Go through the entries below and copy each line containing the word "DIPENDE".

(Stored entries)
- - - -
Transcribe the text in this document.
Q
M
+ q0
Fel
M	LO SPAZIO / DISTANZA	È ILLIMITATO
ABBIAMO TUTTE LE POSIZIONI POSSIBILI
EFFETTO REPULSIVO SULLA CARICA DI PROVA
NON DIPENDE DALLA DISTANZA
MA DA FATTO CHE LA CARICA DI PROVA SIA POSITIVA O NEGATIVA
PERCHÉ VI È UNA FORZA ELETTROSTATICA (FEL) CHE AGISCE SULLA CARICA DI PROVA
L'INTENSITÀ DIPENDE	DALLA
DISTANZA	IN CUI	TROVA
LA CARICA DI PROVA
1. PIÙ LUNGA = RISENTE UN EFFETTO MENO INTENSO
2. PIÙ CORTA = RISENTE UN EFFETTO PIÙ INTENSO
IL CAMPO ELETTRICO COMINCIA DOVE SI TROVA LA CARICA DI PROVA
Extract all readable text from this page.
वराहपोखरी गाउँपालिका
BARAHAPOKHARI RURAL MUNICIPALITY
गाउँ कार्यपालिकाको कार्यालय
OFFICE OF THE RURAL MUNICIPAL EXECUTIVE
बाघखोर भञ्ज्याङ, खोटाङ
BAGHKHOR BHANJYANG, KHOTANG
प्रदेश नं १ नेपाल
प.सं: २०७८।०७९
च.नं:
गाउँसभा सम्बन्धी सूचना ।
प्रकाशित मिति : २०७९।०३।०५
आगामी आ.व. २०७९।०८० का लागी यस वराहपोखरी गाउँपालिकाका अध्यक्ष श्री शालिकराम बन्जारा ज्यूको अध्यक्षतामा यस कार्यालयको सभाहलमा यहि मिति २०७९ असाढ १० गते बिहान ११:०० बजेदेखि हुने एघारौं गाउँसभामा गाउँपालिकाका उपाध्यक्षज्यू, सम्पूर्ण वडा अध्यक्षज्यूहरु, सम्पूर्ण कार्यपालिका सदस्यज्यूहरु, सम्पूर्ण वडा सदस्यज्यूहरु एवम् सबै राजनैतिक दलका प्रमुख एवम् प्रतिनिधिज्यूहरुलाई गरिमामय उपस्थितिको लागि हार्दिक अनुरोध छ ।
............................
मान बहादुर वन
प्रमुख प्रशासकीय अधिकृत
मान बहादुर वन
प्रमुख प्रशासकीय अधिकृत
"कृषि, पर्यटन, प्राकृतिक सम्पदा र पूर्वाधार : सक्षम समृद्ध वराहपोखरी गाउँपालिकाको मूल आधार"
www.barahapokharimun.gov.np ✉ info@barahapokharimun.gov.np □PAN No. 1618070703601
- - - -
The output -
NON DIPENDE DALLA DISTANZA
L'INTENSITÀ DIPENDE	DALLA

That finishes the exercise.